## EXERCISE REQUIREMENTS
In the listing below, pick out lines with "marker".

## DATA EXTRACT
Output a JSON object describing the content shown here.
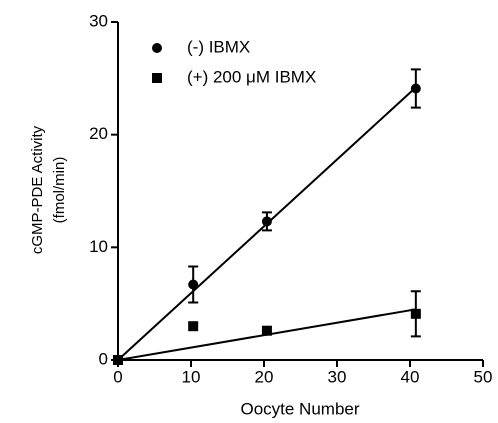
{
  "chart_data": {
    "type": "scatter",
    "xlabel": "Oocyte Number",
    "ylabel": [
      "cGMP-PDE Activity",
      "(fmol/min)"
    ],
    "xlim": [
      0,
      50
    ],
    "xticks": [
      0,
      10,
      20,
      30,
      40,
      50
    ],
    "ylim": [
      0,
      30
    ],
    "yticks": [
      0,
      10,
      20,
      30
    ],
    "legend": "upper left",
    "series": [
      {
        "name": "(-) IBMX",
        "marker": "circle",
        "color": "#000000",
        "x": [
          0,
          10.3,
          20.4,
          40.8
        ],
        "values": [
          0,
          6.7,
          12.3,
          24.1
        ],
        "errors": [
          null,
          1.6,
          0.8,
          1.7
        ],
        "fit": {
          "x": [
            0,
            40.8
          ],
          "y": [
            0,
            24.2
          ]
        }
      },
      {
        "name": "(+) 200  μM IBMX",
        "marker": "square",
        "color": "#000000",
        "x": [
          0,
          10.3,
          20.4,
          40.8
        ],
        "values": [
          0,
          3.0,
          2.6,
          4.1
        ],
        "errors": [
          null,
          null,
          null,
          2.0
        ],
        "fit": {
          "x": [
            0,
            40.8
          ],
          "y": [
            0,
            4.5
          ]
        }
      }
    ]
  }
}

--

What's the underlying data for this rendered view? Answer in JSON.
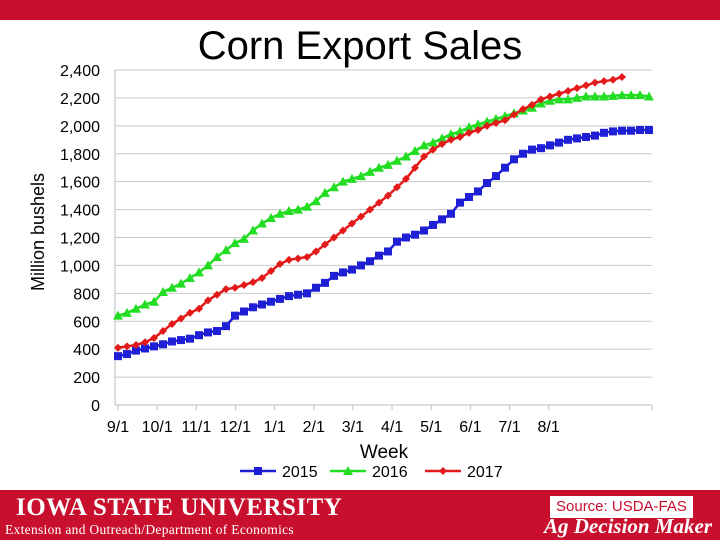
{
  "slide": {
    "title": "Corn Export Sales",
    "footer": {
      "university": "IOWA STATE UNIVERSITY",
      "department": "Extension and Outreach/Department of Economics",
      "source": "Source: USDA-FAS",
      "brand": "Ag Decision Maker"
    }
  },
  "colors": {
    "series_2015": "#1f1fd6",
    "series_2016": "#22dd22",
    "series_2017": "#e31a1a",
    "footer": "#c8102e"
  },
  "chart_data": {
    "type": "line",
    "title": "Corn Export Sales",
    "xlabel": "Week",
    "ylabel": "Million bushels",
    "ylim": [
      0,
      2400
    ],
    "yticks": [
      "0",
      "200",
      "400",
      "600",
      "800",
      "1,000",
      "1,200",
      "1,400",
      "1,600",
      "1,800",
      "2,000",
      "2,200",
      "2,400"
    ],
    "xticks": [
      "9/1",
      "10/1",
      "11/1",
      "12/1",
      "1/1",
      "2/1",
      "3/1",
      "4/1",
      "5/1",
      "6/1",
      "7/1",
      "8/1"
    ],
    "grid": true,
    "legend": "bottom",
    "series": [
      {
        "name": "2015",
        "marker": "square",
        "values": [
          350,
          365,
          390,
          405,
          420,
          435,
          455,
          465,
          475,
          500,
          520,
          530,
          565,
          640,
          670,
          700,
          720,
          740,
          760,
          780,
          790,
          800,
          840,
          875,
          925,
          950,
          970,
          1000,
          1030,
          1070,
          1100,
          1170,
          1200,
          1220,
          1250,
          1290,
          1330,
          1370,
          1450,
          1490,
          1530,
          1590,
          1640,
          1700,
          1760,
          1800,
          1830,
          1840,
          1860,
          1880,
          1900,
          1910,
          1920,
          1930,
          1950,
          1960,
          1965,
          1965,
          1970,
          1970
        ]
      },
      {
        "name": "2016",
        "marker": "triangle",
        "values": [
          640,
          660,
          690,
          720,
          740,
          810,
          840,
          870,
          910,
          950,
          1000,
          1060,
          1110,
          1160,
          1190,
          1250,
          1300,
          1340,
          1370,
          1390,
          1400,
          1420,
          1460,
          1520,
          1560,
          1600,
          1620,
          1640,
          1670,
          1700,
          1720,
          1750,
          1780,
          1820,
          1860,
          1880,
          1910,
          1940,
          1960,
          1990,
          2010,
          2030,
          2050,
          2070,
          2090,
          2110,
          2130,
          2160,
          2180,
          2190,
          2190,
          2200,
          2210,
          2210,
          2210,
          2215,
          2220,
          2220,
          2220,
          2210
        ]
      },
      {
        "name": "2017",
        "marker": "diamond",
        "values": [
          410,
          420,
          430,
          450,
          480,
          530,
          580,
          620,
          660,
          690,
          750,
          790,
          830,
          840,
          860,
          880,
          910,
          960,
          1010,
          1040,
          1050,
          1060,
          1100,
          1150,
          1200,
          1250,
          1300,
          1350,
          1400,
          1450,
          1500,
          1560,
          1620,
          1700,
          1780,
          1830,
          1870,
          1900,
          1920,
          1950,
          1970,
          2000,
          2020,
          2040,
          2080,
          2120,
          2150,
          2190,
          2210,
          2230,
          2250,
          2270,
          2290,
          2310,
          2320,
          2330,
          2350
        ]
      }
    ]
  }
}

* * *

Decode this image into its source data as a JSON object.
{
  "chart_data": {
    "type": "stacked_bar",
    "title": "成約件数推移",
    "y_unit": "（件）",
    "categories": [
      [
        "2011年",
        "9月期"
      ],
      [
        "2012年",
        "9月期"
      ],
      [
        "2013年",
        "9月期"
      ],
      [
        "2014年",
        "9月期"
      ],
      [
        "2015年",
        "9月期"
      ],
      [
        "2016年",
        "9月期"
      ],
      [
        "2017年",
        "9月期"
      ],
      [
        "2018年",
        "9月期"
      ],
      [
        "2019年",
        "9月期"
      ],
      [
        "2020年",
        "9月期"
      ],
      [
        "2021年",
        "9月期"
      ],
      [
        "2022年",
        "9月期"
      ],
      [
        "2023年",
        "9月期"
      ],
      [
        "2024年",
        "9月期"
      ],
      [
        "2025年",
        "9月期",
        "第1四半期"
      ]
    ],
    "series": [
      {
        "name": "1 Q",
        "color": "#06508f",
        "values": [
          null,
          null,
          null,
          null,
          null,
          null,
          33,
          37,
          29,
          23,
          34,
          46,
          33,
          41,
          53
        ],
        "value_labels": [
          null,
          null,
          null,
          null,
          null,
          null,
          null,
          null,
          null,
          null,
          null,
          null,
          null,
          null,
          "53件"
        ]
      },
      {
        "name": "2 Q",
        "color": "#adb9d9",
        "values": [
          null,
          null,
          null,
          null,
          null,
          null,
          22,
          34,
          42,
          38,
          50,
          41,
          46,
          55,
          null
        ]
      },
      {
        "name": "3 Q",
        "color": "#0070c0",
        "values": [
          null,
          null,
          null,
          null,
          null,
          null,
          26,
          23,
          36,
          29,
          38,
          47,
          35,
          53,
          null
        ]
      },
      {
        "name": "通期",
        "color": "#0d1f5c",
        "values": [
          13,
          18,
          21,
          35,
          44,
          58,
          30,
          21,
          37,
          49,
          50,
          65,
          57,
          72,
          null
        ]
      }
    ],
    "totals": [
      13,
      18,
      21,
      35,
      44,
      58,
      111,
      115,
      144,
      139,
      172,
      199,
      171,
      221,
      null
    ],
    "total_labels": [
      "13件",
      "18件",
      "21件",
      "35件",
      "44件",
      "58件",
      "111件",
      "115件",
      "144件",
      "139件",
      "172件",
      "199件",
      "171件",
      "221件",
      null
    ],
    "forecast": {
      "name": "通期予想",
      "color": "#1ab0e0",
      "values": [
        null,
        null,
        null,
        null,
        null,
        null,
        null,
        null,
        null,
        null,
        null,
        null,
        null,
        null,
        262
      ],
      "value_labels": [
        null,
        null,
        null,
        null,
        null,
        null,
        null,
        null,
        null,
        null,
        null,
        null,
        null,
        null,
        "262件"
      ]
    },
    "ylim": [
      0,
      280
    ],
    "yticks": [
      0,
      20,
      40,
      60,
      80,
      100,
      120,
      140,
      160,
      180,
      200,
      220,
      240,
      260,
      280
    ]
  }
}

## FINAL RESULT
        "marker": "circle",
        "marker": "square",
        "marker": "square",
        "marker": "triangle",
        "marker": "diamond",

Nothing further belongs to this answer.